*WHAT YOU ARE ASKED TO DO*
Search the material for the string "在同一烧嘴喷出" and copy each line where it occurs.

*RECORDS SHOWN*
»»

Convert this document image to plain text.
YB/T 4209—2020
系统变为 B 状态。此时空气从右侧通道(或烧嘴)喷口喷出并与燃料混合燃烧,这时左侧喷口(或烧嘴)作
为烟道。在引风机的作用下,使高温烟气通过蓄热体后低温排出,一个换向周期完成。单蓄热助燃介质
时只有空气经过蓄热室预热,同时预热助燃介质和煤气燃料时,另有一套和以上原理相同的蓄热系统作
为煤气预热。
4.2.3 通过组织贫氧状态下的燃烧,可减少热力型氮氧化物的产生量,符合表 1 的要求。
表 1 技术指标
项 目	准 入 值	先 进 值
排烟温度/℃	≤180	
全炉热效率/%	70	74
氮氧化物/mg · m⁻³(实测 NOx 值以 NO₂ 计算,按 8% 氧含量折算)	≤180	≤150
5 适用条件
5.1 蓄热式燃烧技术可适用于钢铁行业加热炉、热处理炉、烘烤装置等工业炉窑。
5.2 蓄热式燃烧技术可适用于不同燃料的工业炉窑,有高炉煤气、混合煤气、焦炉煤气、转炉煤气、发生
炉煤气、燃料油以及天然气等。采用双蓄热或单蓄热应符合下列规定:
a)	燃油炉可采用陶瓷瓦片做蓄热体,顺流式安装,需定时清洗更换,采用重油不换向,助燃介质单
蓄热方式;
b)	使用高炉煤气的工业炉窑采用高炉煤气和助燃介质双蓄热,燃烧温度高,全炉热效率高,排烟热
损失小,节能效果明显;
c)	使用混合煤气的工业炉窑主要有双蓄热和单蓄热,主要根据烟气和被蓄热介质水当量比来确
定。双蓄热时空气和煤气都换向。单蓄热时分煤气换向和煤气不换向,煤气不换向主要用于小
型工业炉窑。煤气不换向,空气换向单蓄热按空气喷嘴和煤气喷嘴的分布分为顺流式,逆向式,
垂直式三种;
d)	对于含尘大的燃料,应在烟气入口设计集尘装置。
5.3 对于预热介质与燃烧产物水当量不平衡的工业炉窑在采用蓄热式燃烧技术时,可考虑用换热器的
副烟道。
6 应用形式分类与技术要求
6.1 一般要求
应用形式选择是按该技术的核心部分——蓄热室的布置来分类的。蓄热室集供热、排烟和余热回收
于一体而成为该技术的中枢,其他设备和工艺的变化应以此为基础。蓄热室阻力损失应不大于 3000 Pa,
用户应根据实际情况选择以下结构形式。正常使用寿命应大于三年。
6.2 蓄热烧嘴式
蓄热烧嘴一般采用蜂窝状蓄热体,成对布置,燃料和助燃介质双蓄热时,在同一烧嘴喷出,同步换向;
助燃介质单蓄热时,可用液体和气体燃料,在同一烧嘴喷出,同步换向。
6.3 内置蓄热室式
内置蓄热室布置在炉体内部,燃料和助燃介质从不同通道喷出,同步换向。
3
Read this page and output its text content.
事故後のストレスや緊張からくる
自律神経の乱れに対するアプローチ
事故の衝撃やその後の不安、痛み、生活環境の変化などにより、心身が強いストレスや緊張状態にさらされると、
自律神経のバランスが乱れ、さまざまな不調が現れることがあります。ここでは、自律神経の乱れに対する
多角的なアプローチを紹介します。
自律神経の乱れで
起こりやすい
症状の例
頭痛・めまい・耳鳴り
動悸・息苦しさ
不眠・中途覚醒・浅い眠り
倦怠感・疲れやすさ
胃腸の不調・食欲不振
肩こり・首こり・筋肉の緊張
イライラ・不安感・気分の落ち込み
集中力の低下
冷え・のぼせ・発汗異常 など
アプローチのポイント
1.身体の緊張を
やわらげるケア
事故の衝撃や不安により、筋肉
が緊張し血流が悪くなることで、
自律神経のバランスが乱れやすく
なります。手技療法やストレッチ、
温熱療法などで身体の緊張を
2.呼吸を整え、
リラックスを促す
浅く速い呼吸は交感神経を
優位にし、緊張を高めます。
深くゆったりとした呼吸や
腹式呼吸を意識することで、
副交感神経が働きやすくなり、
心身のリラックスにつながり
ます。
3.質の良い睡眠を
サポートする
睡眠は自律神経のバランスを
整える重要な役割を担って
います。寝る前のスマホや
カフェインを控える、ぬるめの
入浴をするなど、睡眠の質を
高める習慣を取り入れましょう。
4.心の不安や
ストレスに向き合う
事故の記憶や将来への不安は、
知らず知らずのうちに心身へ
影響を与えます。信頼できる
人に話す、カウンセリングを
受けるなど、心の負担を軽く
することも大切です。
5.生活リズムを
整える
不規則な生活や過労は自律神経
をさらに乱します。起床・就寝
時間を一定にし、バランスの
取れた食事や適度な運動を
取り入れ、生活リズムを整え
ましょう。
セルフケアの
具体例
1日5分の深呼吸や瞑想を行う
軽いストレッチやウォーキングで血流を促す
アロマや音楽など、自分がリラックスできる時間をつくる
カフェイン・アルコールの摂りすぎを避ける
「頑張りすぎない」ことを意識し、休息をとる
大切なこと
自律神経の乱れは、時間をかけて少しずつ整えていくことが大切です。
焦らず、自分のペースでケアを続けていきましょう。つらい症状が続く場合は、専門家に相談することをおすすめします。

««

*WRITTEN SOLUTION*
蓄热烧嘴一般采用蜂窝状蓄热体,成对布置,燃料和助燃介质双蓄热时,在同一烧嘴喷出,同步换向;
助燃介质单蓄热时,可用液体和气体燃料,在同一烧嘴喷出,同步换向。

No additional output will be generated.